Goal:
Output the data word for word, dropping every image.

Records:
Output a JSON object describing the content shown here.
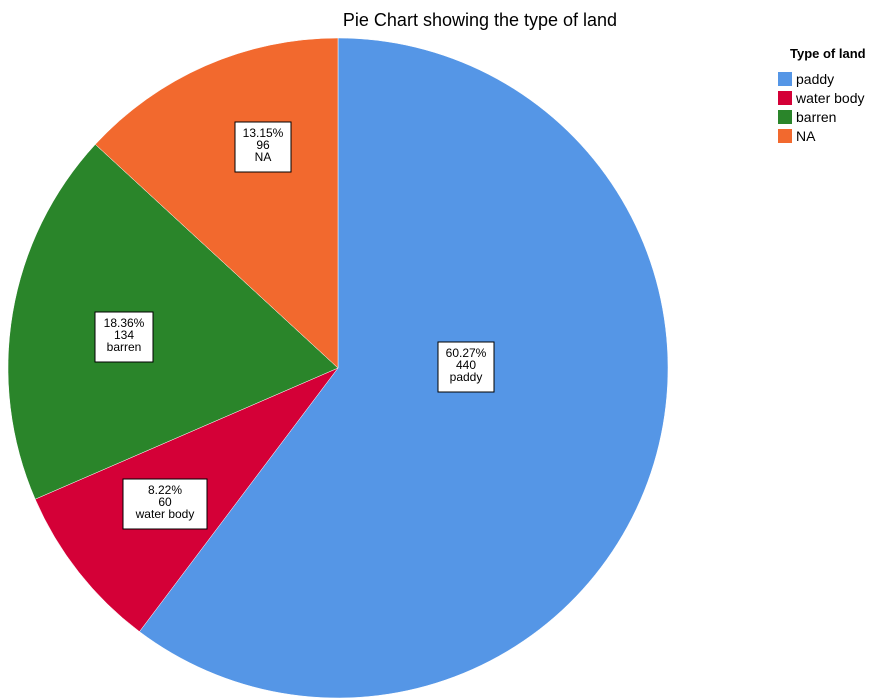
{
  "chart_data": {
    "type": "pie",
    "title": "Pie Chart showing the type of land",
    "legend_title": "Type of land",
    "legend_position": "top-right",
    "slices": [
      {
        "name": "paddy",
        "value": 440,
        "percent_label": "60.27%",
        "count_label": "440",
        "color": "#5596e6"
      },
      {
        "name": "water body",
        "value": 60,
        "percent_label": "8.22%",
        "count_label": "60",
        "color": "#d40037"
      },
      {
        "name": "barren",
        "value": 134,
        "percent_label": "18.36%",
        "count_label": "134",
        "color": "#2a852a"
      },
      {
        "name": "NA",
        "value": 96,
        "percent_label": "13.15%",
        "count_label": "96",
        "color": "#f2692e"
      }
    ]
  }
}
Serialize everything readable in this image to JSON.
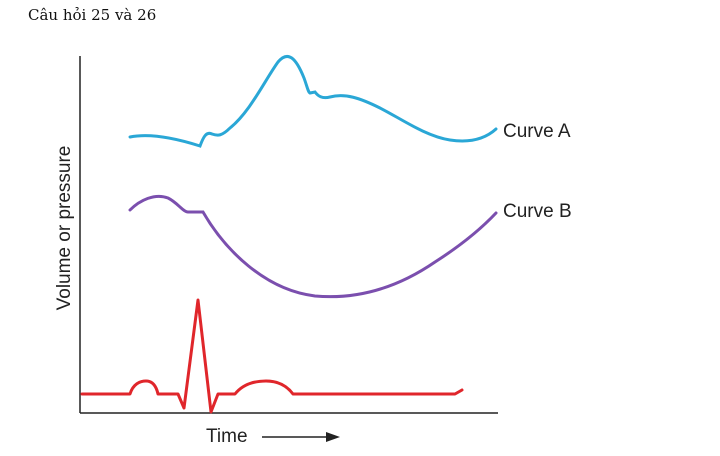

Worked answer:
Output a JSON object describing the content shown here.
{
  "chart_data": {
    "type": "pie",
    "title": "Pie Chart showing the type of land",
    "legend_title": "Type of land",
    "legend_position": "top-right",
    "slices": [
      {
        "name": "paddy",
        "value": 440,
        "percent_label": "60.27%",
        "count_label": "440",
        "color": "#5596e6"
      },
      {
        "name": "water body",
        "value": 60,
        "percent_label": "8.22%",
        "count_label": "60",
        "color": "#d40037"
      },
      {
        "name": "barren",
        "value": 134,
        "percent_label": "18.36%",
        "count_label": "134",
        "color": "#2a852a"
      },
      {
        "name": "NA",
        "value": 96,
        "percent_label": "13.15%",
        "count_label": "96",
        "color": "#f2692e"
      }
    ]
  }
}
Serialize everything readable in this image to JSON.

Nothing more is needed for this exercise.